— Start —

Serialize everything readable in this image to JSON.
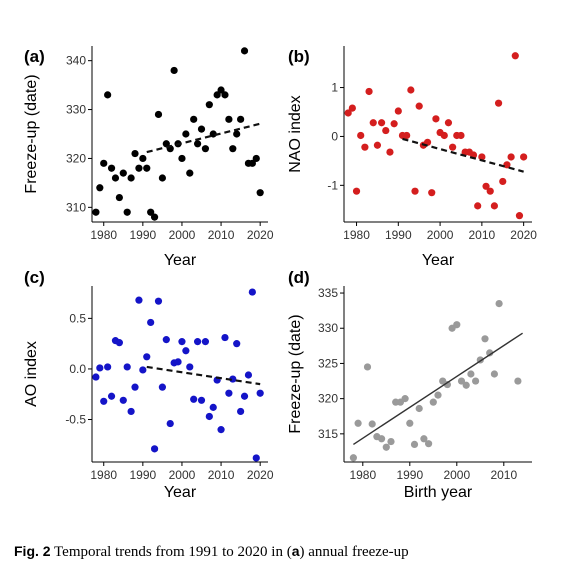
{
  "chart_data": [
    {
      "type": "scatter",
      "panel_label": "(a)",
      "xlabel": "Year",
      "ylabel": "Freeze-up (date)",
      "xlim": [
        1977,
        2022
      ],
      "ylim": [
        307,
        343
      ],
      "xticks": [
        1980,
        1990,
        2000,
        2010,
        2020
      ],
      "yticks": [
        310,
        320,
        330,
        340
      ],
      "color": "#000000",
      "trend": {
        "style": "dashed",
        "x": [
          1991,
          2020
        ],
        "y": [
          321.3,
          327.1
        ]
      },
      "series": [
        {
          "x": [
            1978,
            1979,
            1980,
            1981,
            1982,
            1983,
            1984,
            1985,
            1986,
            1987,
            1988,
            1989,
            1990,
            1991,
            1992,
            1993,
            1994,
            1995,
            1996,
            1997,
            1998,
            1999,
            2000,
            2001,
            2002,
            2003,
            2004,
            2005,
            2006,
            2007,
            2008,
            2009,
            2010,
            2011,
            2012,
            2013,
            2014,
            2015,
            2016,
            2017,
            2018,
            2019,
            2020
          ],
          "y": [
            309,
            314,
            319,
            333,
            318,
            316,
            312,
            317,
            309,
            316,
            321,
            318,
            320,
            318,
            309,
            308,
            329,
            316,
            323,
            322,
            338,
            323,
            320,
            325,
            317,
            328,
            323,
            326,
            322,
            331,
            325,
            333,
            334,
            333,
            328,
            322,
            325,
            328,
            342,
            319,
            319,
            320,
            313
          ]
        }
      ]
    },
    {
      "type": "scatter",
      "panel_label": "(b)",
      "xlabel": "Year",
      "ylabel": "NAO index",
      "xlim": [
        1977,
        2022
      ],
      "ylim": [
        -1.75,
        1.85
      ],
      "xticks": [
        1980,
        1990,
        2000,
        2010,
        2020
      ],
      "yticks": [
        -1,
        0,
        1
      ],
      "color": "#d41e1e",
      "trend": {
        "style": "dashed",
        "x": [
          1991,
          2020
        ],
        "y": [
          -0.05,
          -0.72
        ]
      },
      "series": [
        {
          "x": [
            1978,
            1979,
            1980,
            1981,
            1982,
            1983,
            1984,
            1985,
            1986,
            1987,
            1988,
            1989,
            1990,
            1991,
            1992,
            1993,
            1994,
            1995,
            1996,
            1997,
            1998,
            1999,
            2000,
            2001,
            2002,
            2003,
            2004,
            2005,
            2006,
            2007,
            2008,
            2009,
            2010,
            2011,
            2012,
            2013,
            2014,
            2015,
            2016,
            2017,
            2018,
            2019,
            2020
          ],
          "y": [
            0.48,
            0.58,
            -1.12,
            0.02,
            -0.22,
            0.92,
            0.28,
            -0.18,
            0.28,
            0.12,
            -0.32,
            0.26,
            0.52,
            0.02,
            0.02,
            0.95,
            -1.12,
            0.62,
            -0.18,
            -0.12,
            -1.15,
            0.36,
            0.08,
            0.02,
            0.28,
            -0.22,
            0.02,
            0.02,
            -0.32,
            -0.32,
            -0.38,
            -1.42,
            -0.42,
            -1.02,
            -1.12,
            -1.42,
            0.68,
            -0.92,
            -0.58,
            -0.42,
            1.65,
            -1.62,
            -0.42
          ]
        }
      ]
    },
    {
      "type": "scatter",
      "panel_label": "(c)",
      "xlabel": "Year",
      "ylabel": "AO index",
      "xlim": [
        1977,
        2022
      ],
      "ylim": [
        -0.92,
        0.82
      ],
      "xticks": [
        1980,
        1990,
        2000,
        2010,
        2020
      ],
      "yticks": [
        -0.5,
        0.0,
        0.5
      ],
      "ytick_labels": [
        "-0.5",
        "0.0",
        "0.5"
      ],
      "color": "#1414c8",
      "trend": {
        "style": "dashed",
        "x": [
          1991,
          2020
        ],
        "y": [
          0.02,
          -0.15
        ]
      },
      "series": [
        {
          "x": [
            1978,
            1979,
            1980,
            1981,
            1982,
            1983,
            1984,
            1985,
            1986,
            1987,
            1988,
            1989,
            1990,
            1991,
            1992,
            1993,
            1994,
            1995,
            1996,
            1997,
            1998,
            1999,
            2000,
            2001,
            2002,
            2003,
            2004,
            2005,
            2006,
            2007,
            2008,
            2009,
            2010,
            2011,
            2012,
            2013,
            2014,
            2015,
            2016,
            2017,
            2018,
            2019,
            2020
          ],
          "y": [
            -0.08,
            0.01,
            -0.32,
            0.02,
            -0.27,
            0.28,
            0.26,
            -0.31,
            0.02,
            -0.42,
            -0.18,
            0.68,
            -0.01,
            0.12,
            0.46,
            -0.79,
            0.67,
            -0.18,
            0.29,
            -0.54,
            0.06,
            0.07,
            0.27,
            0.18,
            0.02,
            -0.3,
            0.27,
            -0.31,
            0.27,
            -0.47,
            -0.38,
            -0.11,
            -0.6,
            0.31,
            -0.24,
            -0.1,
            0.25,
            -0.42,
            -0.27,
            -0.06,
            0.76,
            -0.88,
            -0.24
          ]
        }
      ]
    },
    {
      "type": "scatter",
      "panel_label": "(d)",
      "xlabel": "Birth year",
      "ylabel": "Freeze-up (date)",
      "xlim": [
        1976,
        2016
      ],
      "ylim": [
        311,
        336
      ],
      "xticks": [
        1980,
        1990,
        2000,
        2010
      ],
      "yticks": [
        315,
        320,
        325,
        330,
        335
      ],
      "color": "#9a9a9a",
      "trend": {
        "style": "solid",
        "x": [
          1978,
          2014
        ],
        "y": [
          313.5,
          329.3
        ]
      },
      "series": [
        {
          "x": [
            1978,
            1979,
            1981,
            1982,
            1983,
            1984,
            1985,
            1986,
            1987,
            1988,
            1989,
            1990,
            1991,
            1992,
            1993,
            1994,
            1995,
            1996,
            1997,
            1998,
            1999,
            2000,
            2001,
            2002,
            2003,
            2004,
            2005,
            2006,
            2007,
            2008,
            2009,
            2013
          ],
          "y": [
            311.6,
            316.5,
            324.5,
            316.4,
            314.6,
            314.3,
            313.1,
            313.9,
            319.5,
            319.5,
            320.0,
            316.5,
            313.5,
            318.6,
            314.3,
            313.6,
            319.5,
            320.5,
            322.5,
            322.0,
            330.0,
            330.5,
            322.5,
            321.9,
            323.5,
            322.5,
            325.5,
            328.5,
            326.5,
            323.5,
            333.5,
            322.5
          ]
        }
      ]
    }
  ],
  "caption": {
    "prefix": "Fig. 2",
    "text_1": "  Temporal trends from 1991 to 2020 in (",
    "bold_a": "a",
    "text_2": ") annual freeze-up"
  }
}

— End —

### STATED GOAL
Find every line above that contains the word "color", and return each one.

### CORRECT OUTPUT
      "color": "#000000",
      "color": "#d41e1e",
      "color": "#1414c8",
      "color": "#9a9a9a",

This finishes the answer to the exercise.